Collected data entries
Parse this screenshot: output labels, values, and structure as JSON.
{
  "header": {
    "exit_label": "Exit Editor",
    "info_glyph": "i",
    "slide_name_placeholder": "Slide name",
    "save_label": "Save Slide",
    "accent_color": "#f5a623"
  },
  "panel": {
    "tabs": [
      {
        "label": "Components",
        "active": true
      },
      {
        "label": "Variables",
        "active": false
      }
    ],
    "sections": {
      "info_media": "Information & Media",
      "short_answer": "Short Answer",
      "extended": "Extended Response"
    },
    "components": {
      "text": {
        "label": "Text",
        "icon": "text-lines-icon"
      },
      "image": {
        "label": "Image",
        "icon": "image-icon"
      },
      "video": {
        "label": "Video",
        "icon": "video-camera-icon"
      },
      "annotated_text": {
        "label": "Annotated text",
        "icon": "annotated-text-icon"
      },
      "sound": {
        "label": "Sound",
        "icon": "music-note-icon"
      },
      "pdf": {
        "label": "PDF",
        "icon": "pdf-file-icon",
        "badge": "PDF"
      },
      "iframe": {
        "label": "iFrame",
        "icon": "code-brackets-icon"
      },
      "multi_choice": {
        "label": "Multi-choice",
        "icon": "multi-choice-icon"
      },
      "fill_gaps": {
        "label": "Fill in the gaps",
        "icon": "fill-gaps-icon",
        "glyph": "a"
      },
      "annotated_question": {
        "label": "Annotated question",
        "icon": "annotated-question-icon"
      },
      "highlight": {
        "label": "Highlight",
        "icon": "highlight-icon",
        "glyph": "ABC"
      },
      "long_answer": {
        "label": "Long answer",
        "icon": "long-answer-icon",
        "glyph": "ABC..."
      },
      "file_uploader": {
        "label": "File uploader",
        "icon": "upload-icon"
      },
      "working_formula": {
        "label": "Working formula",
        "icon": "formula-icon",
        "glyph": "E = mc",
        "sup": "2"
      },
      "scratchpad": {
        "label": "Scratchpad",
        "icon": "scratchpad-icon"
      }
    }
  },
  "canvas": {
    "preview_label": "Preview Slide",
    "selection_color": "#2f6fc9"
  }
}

» **Directions**: Using the entries above, please restate each one word for word.

» **Exercise answer**:
Parse this screenshot: output labels, values, and structure as JSON.
{
  "header": {
    "exit_label": "Exit Editor",
    "info_glyph": "i",
    "slide_name_placeholder": "Slide name",
    "save_label": "Save Slide",
    "accent_color": "#f5a623"
  },
  "panel": {
    "tabs": [
      {
        "label": "Components",
        "active": true
      },
      {
        "label": "Variables",
        "active": false
      }
    ],
    "sections": {
      "info_media": "Information & Media",
      "short_answer": "Short Answer",
      "extended": "Extended Response"
    },
    "components": {
      "text": {
        "label": "Text",
        "icon": "text-lines-icon"
      },
      "image": {
        "label": "Image",
        "icon": "image-icon"
      },
      "video": {
        "label": "Video",
        "icon": "video-camera-icon"
      },
      "annotated_text": {
        "label": "Annotated text",
        "icon": "annotated-text-icon"
      },
      "sound": {
        "label": "Sound",
        "icon": "music-note-icon"
      },
      "pdf": {
        "label": "PDF",
        "icon": "pdf-file-icon",
        "badge": "PDF"
      },
      "iframe": {
        "label": "iFrame",
        "icon": "code-brackets-icon"
      },
      "multi_choice": {
        "label": "Multi-choice",
        "icon": "multi-choice-icon"
      },
      "fill_gaps": {
        "label": "Fill in the gaps",
        "icon": "fill-gaps-icon",
        "glyph": "a"
      },
      "annotated_question": {
        "label": "Annotated question",
        "icon": "annotated-question-icon"
      },
      "highlight": {
        "label": "Highlight",
        "icon": "highlight-icon",
        "glyph": "ABC"
      },
      "long_answer": {
        "label": "Long answer",
        "icon": "long-answer-icon",
        "glyph": "ABC..."
      },
      "file_uploader": {
        "label": "File uploader",
        "icon": "upload-icon"
      },
      "working_formula": {
        "label": "Working formula",
        "icon": "formula-icon",
        "glyph": "E = mc",
        "sup": "2"
      },
      "scratchpad": {
        "label": "Scratchpad",
        "icon": "scratchpad-icon"
      }
    }
  },
  "canvas": {
    "preview_label": "Preview Slide",
    "selection_color": "#2f6fc9"
  }
}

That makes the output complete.